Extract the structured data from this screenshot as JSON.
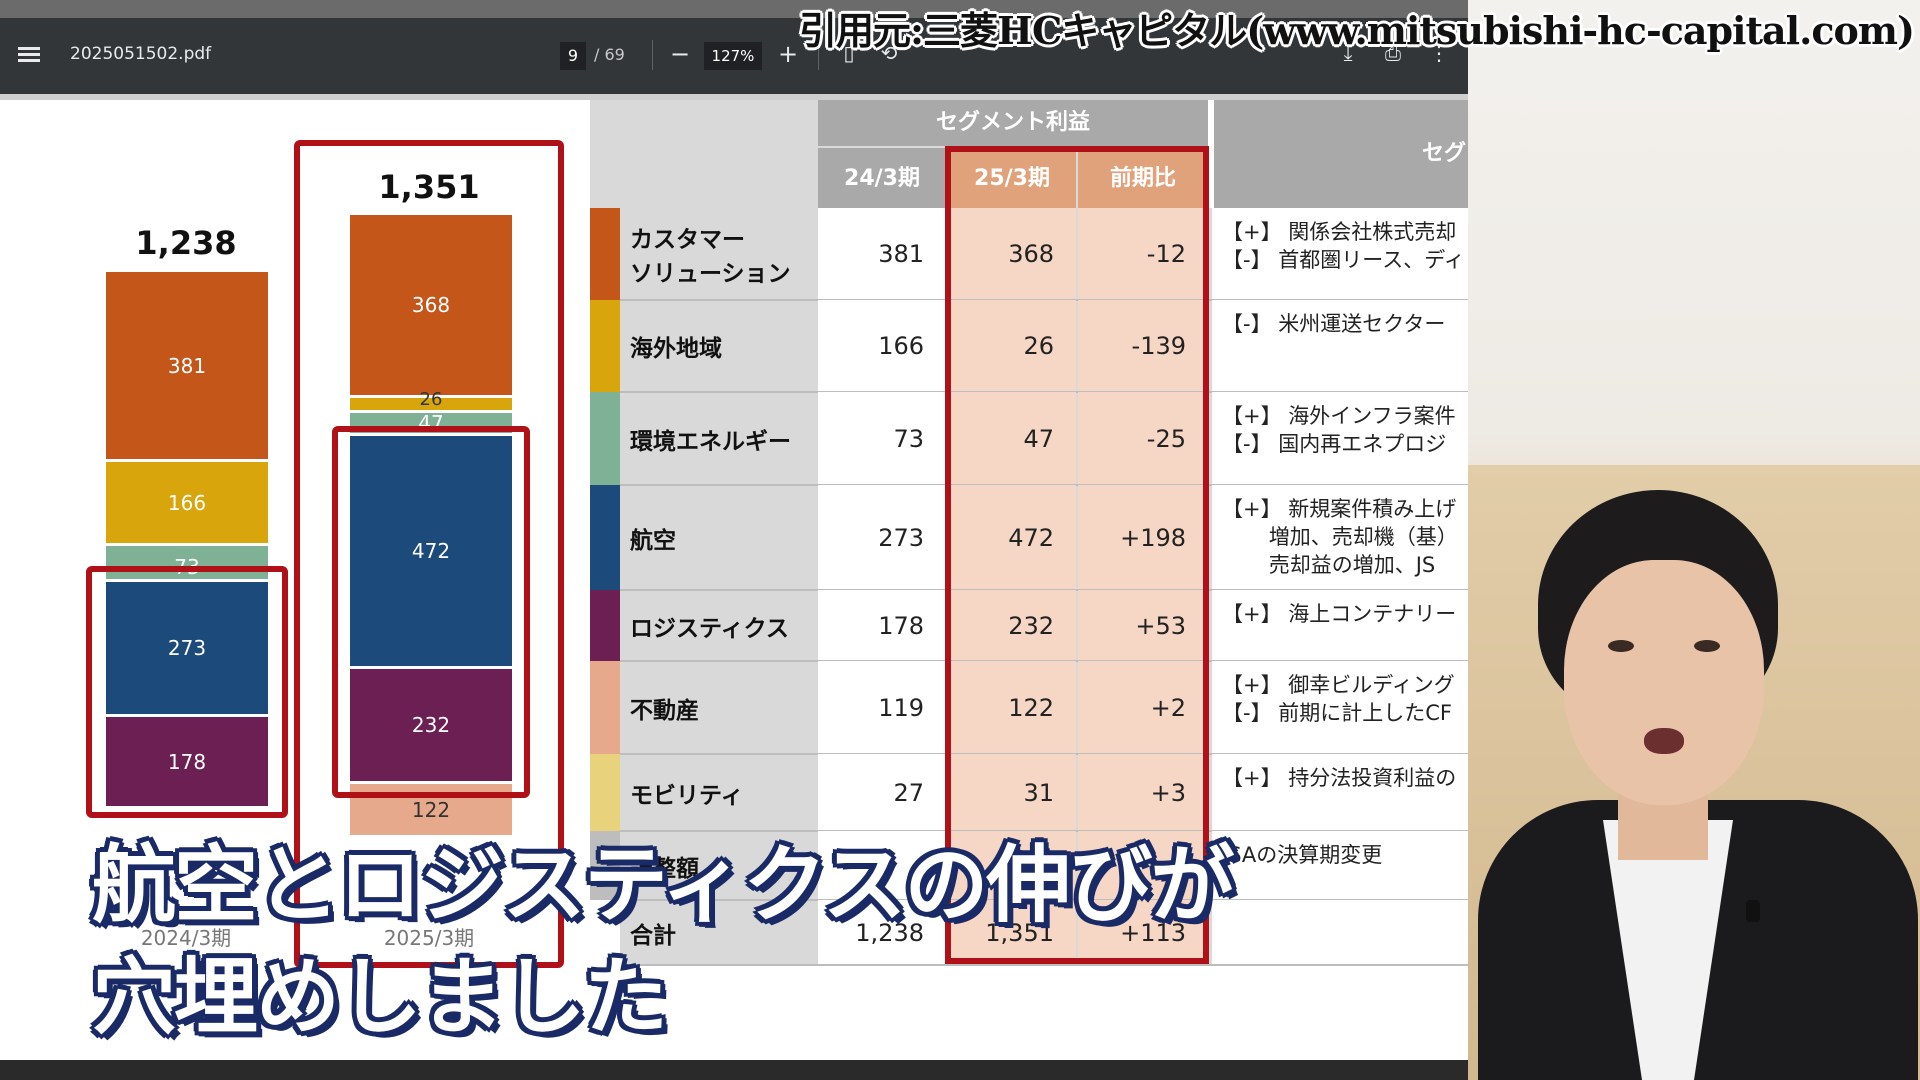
{
  "source_credit": "引用元:三菱HCキャピタル(www.mitsubishi-hc-capital.com)",
  "viewer": {
    "file_name": "2025051502.pdf",
    "page_current": "9",
    "page_total": "/ 69",
    "zoom": "127%",
    "minus": "−",
    "plus": "+"
  },
  "chart_data": {
    "type": "bar",
    "stacked": true,
    "categories": [
      "2024/3期",
      "2025/3期"
    ],
    "totals": [
      "1,238",
      "1,351"
    ],
    "series": [
      {
        "name": "不動産",
        "values": [
          null,
          122
        ],
        "color": "#e7a98b"
      },
      {
        "name": "ロジスティクス",
        "values": [
          178,
          232
        ],
        "color": "#6b1f53"
      },
      {
        "name": "航空",
        "values": [
          273,
          472
        ],
        "color": "#1c4a7a"
      },
      {
        "name": "環境エネルギー",
        "values": [
          73,
          47
        ],
        "color": "#7fb196"
      },
      {
        "name": "海外地域",
        "values": [
          166,
          26
        ],
        "color": "#d8a50d"
      },
      {
        "name": "カスタマーソリューション",
        "values": [
          381,
          368
        ],
        "color": "#c4561a"
      }
    ],
    "segment_labels": {
      "col1": [
        "381",
        "166",
        "73",
        "273",
        "178"
      ],
      "col2": [
        "368",
        "26",
        "47",
        "472",
        "232",
        "122"
      ]
    }
  },
  "table": {
    "group_header": "セグメント利益",
    "group_header_cut": "セグ",
    "headers": [
      "24/3期",
      "25/3期",
      "前期比"
    ],
    "rows": [
      {
        "label": "カスタマー\nソリューション",
        "color": "#c4561a",
        "v1": "381",
        "v2": "368",
        "diff": "-12",
        "note": "【+】 関係会社株式売却\n【-】 首都圏リース、ディ"
      },
      {
        "label": "海外地域",
        "color": "#d8a50d",
        "v1": "166",
        "v2": "26",
        "diff": "-139",
        "note": "【-】 米州運送セクター"
      },
      {
        "label": "環境エネルギー",
        "color": "#7fb196",
        "v1": "73",
        "v2": "47",
        "diff": "-25",
        "note": "【+】 海外インフラ案件\n【-】 国内再エネプロジ"
      },
      {
        "label": "航空",
        "color": "#1c4a7a",
        "v1": "273",
        "v2": "472",
        "diff": "+198",
        "note": "【+】 新規案件積み上げ\n       増加、売却機（基）\n       売却益の増加、JS"
      },
      {
        "label": "ロジスティクス",
        "color": "#6b1f53",
        "v1": "178",
        "v2": "232",
        "diff": "+53",
        "note": "【+】 海上コンテナリー"
      },
      {
        "label": "不動産",
        "color": "#e7a98b",
        "v1": "119",
        "v2": "122",
        "diff": "+2",
        "note": "【+】 御幸ビルディング\n【-】 前期に計上したCF"
      },
      {
        "label": "モビリティ",
        "color": "#e8d27c",
        "v1": "27",
        "v2": "31",
        "diff": "+3",
        "note": "【+】 持分法投資利益の"
      },
      {
        "label": "調整額",
        "color": "#bdbdbd",
        "v1": "",
        "v2": "",
        "diff": "",
        "note": "JSAの決算期変更"
      },
      {
        "label": "合計",
        "color": "#ffffff",
        "v1": "1,238",
        "v2": "1,351",
        "diff": "+113",
        "note": ""
      }
    ]
  },
  "subtitles": {
    "line1": "航空とロジスティクスの伸びが",
    "line2": "穴埋めしました"
  }
}
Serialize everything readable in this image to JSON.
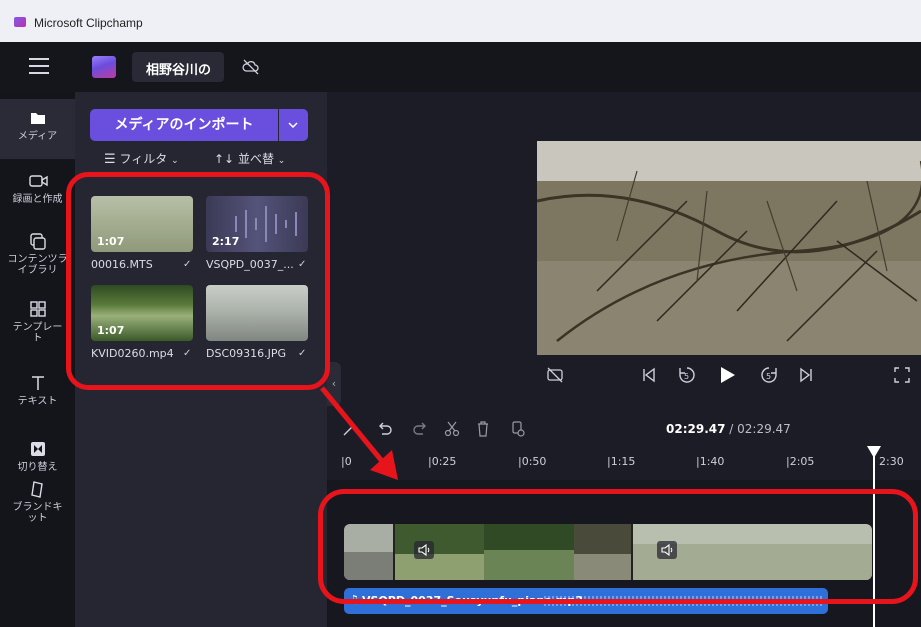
{
  "window": {
    "title": "Microsoft Clipchamp"
  },
  "topbar": {
    "project_name": "相野谷川の"
  },
  "sidebar": {
    "items": [
      {
        "label": "メディア",
        "icon": "folder-icon"
      },
      {
        "label": "録画と作成",
        "icon": "camera-icon"
      },
      {
        "label": "コンテンツライブラリ",
        "icon": "library-icon"
      },
      {
        "label": "テンプレート",
        "icon": "template-icon"
      },
      {
        "label": "テキスト",
        "icon": "text-icon"
      },
      {
        "label": "切り替え",
        "icon": "transition-icon"
      },
      {
        "label": "ブランドキット",
        "icon": "brand-kit-icon"
      }
    ]
  },
  "media": {
    "import_label": "メディアのインポート",
    "filter_label": "フィルタ",
    "sort_label": "並べ替",
    "items": [
      {
        "name": "00016.MTS",
        "duration": "1:07"
      },
      {
        "name": "VSQPD_0037_...",
        "duration": "2:17"
      },
      {
        "name": "KVID0260.mp4",
        "duration": "1:07"
      },
      {
        "name": "DSC09316.JPG",
        "duration": ""
      }
    ]
  },
  "timeline": {
    "current_time": "02:29.47",
    "separator": " / ",
    "total_time": "02:29.47",
    "ticks": [
      "0",
      "0:25",
      "0:50",
      "1:15",
      "1:40",
      "2:05",
      "2:30"
    ],
    "audio_clip_name": "VSQPD_0037_Sousyunfu_piano.mp3"
  },
  "colors": {
    "accent": "#6a4fdf",
    "highlight": "#e8141c",
    "audio": "#2f6fd8"
  }
}
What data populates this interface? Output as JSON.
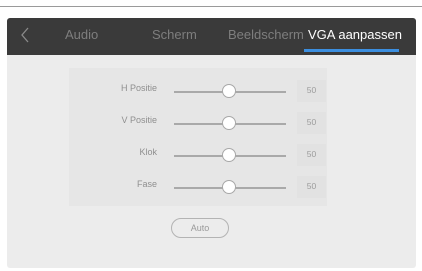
{
  "tabs": {
    "audio": "Audio",
    "scherm": "Scherm",
    "beeldscherm": "Beeldscherm",
    "vga": "VGA aanpassen"
  },
  "active_tab": "VGA aanpassen",
  "sliders": [
    {
      "label": "H Positie",
      "value": "50",
      "level": 50
    },
    {
      "label": "V Positie",
      "value": "50",
      "level": 50
    },
    {
      "label": "Klok",
      "value": "50",
      "level": 50
    },
    {
      "label": "Fase",
      "value": "50",
      "level": 50
    }
  ],
  "auto_button": "Auto",
  "colors": {
    "tabbar_bg": "#3a3a3a",
    "active_underline": "#3c8fe0",
    "screen_bg": "#ececec"
  },
  "icons": {
    "back": "chevron-left-icon"
  }
}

◇ ◇ ◇ ◇ ◇

• [STATED EXERCISE] Scan the material above. Copy each line where "JSON" occurs.

• [EXERCISE OUTPUT]
Extract the structured data from this screenshot as JSON.
Serialize everything readable in this image to JSON.
What data populates this interface? Output as JSON.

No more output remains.